**READING TEXT:**
* BEGIN *
ARTICLE IV – CONDITIONS
 
4.1            Conditions to Commitment .  The obligation of Lender to make Loans is subject to the satisfaction of the following conditions on and as of the date of each such Loan:
 
(a)            Representations and Warranties True .  The representations and warranties contained in Article 5 hereof shall be true and correct in all material respects at and as of the date of such Loan, except to the extent of changes caused by the transactions expressly contemplated herein.
 
(b)            Material Adverse Effect .  There will have been no Material Adverse Effect in the business or financial condition of the Loan Parties since September 30, 2007, except as noted in  Schedule 5.1.
 
(c)            Security Agreement .  SFNL and Lender, shall have entered into a security agreement, in form and substance as set forth in Exhibit D attached hereto (as the same may be amended, modified or supplemented from time to time in accordance with the terms thereof, the “Security Agreement”).  SFNL shall have executed and delivered to Lender, such financing statements and other instruments (collectively, “Financing Statements”) as Lender shall require in order to perfect and maintain the continued perfection of the security interest created by the Security Agreement. The Lender shall have received reports of filings with appropriate government agencies showing that there are no Liens on the assets of the Loan Parties other than Permitted Liens.
* END *
**EXERCISE REQUIREMENTS:**
1 – In the loan conditions excerpt, rewrite the paragraph beginning "(c) Security Agreement" as a short list that keeps its main facts.
2 – Answer these questions from the loan conditions excerpt:
(a) Since what date must there have been no Material Adverse Effect?
(b) Which article contains the representations and warranties that must be true?
(c) Which exhibit sets out the form of the Security Agreement?

**RECORDED DATA:**
* BEGIN *
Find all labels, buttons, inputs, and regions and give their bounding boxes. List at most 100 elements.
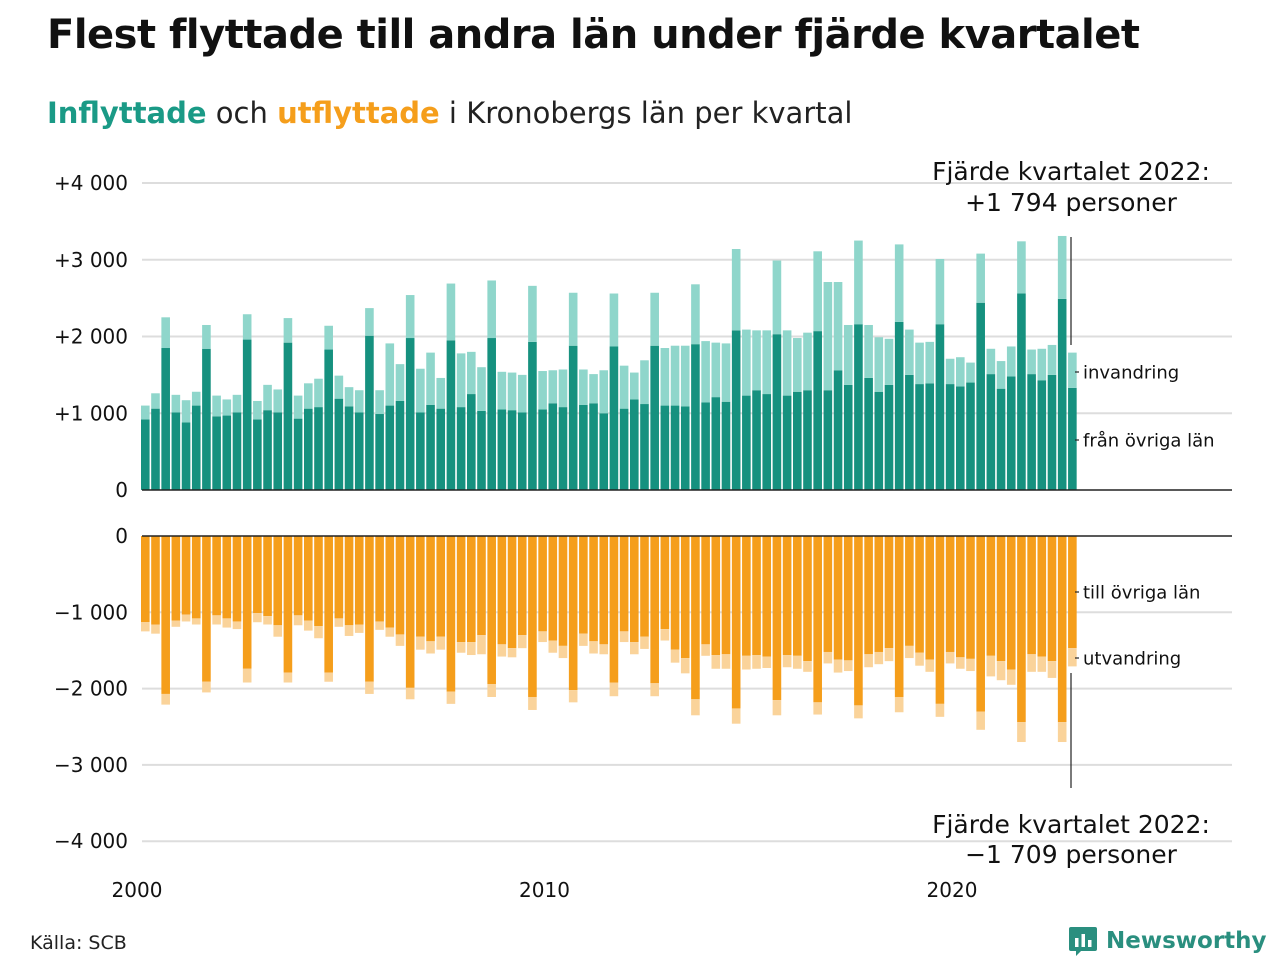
* END *
**RESPONSES IN ORDER:**
1 –
- SFNL and Lender must have entered into a Security Agreement in the form set out in Exhibit D, as it may be amended, modified or supplemented under its terms.
- SFNL must have executed and delivered to Lender the financing statements and other instruments that Lender requires to perfect the security interest created by the Security Agreement and keep it perfected.
- Lender must have received reports of filings with the appropriate government agencies showing no Liens on the Loan Parties' assets other than Permitted Liens.

2 –
(a) September 30, 2007
(b) Article 5
(c) Exhibit D